◆ PROBLEM DETAILS ◆
Filter this material down to the lines that hold "باشد", copying each one.
***** RECORDS SUPPLIED *****
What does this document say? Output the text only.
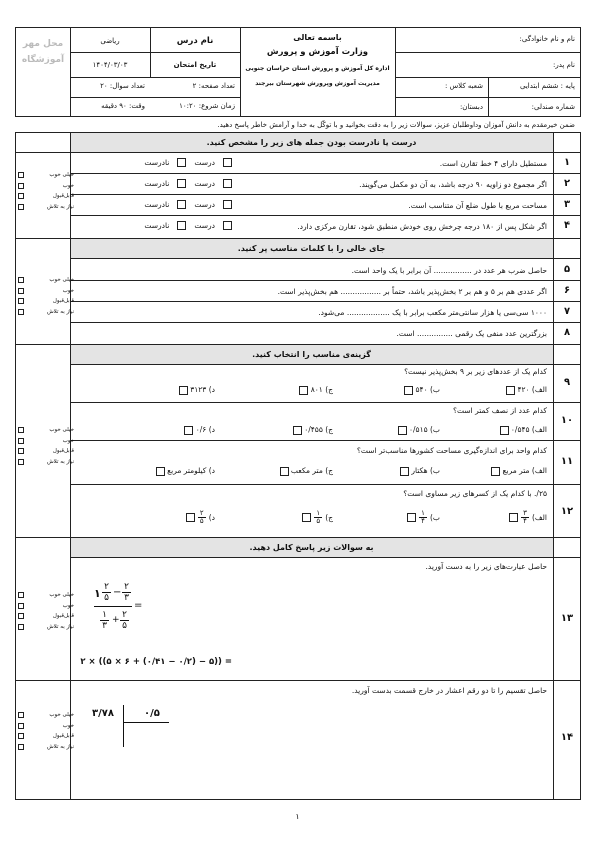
نام و نام خانوادگی:
نام پدر:
پایه : ششم ابتدایی
شعبه کلاس :
شماره صندلی:
دبستان:
باسمه تعالی
وزارت آموزش و پرورش
اداره کل آموزش و پرورش استان خراسان جنوبی
مدیریت آموزش وپرورش شهرستان بیرجند
نام درس
ریاضی
تاریخ امتحان
۱۴۰۴/۰۳/۰۳
تعداد صفحه: ۲
تعداد سوال: ۲۰
زمان شروع: ۱۰:۲۰
وقت: ۹۰ دقیقه
محل مهر آموزشگاه
ضمن خیرمقدم به دانش آموزان وداوطلبان عزیز، سوالات زیر را به دقت بخوانید و با توکّل به خدا و آرامش خاطر پاسخ دهید.
درست یا نادرست بودن جمله های زیر را مشخص کنید.
خیلی خوب
خوب
قابل‌قبول
نیاز به تلاش
۱
مستطیل دارای ۴ خط تقارن است.
۲
اگر مجموع دو زاویه ۹۰ درجه باشد، به آن دو مکمل می‌گویند.
۳
مساحت مربع با طول ضلع آن متناسب است.
۴
اگر شکل پس از ۱۸۰ درجه چرخش روی خودش منطبق شود، تقارن مرکزی دارد.
درست
نادرست
درست
نادرست
درست
نادرست
درست
نادرست
جای خالی را با کلمات مناسب پر کنید.
خیلی خوب
خوب
قابل‌قبول
نیاز به تلاش
۵
حاصل ضرب هر عدد در ................ آن برابر با یک واحد است.
۶
اگر عددی هم بر ۵ و هم بر ۲ بخش‌پذیر باشد، حتماً بر ................. هم بخش‌پذیر است.
۷
۱۰۰۰ سی‌سی یا هزار سانتی‌متر مکعب برابر با یک .................. می‌شود.
۸
بزرگترین عدد منفی یک رقمی ............... است.
گزینه‌ی مناسب را انتخاب کنید.
خیلی خوب
خوب
قابل‌قبول
نیاز به تلاش
۹
کدام یک از عددهای زیر بر ۹ بخش‌پذیر نیست؟
الف) ۴۲۰
ب) ۵۴۰
ج) ۸۰۱
د) ۳۱۲۳
۱۰
کدام عدد از نصف کمتر است؟
الف) ۰/۵۴۵
ب) ۰/۵۱۵
ج) ۰/۴۵۵
د) ۰/۶
۱۱
کدام واحد برای اندازه‌گیری مساحت کشورها مناسب‌تر است؟
الف) متر مربع
ب) هکتار
ج) متر مکعب
د) کیلومتر مربع
۱۲
۲۵/. با کدام یک از کسرهای زیر مساوی است؟
الف)
$\frac{۳}{۴}$
ب)
$\frac{۱}{۴}$
ج)
$\frac{۱}{۵}$
د)
$\frac{۲}{۵}$
به سوالات زیر پاسخ کامل دهید.
خیلی خوب
خوب
قابل‌قبول
نیاز به تلاش
۱۳
حاصل عبارت‌های زیر را به دست آورید.
۱ ۲
۵ − ۲
۳
=
۱
۳
+ ۲
۵
= ((۵ − (۰/۲ − ۰/۴۱) + ۶ × ۵)) × ۲
خیلی خوب
خوب
قابل‌قبول
نیاز به تلاش
۱۴
حاصل تقسیم را تا دو رقم اعشار در خارج قسمت بدست آورید.
۳/۷۸	۰/۵
۱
*****
◆ ANSWER FOR THIS EXERCISE ◆
اگر مجموع دو زاویه ۹۰ درجه باشد، به آن دو مکمل می‌گویند.
اگر عددی هم بر ۵ و هم بر ۲ بخش‌پذیر باشد، حتماً بر ................. هم بخش‌پذیر است.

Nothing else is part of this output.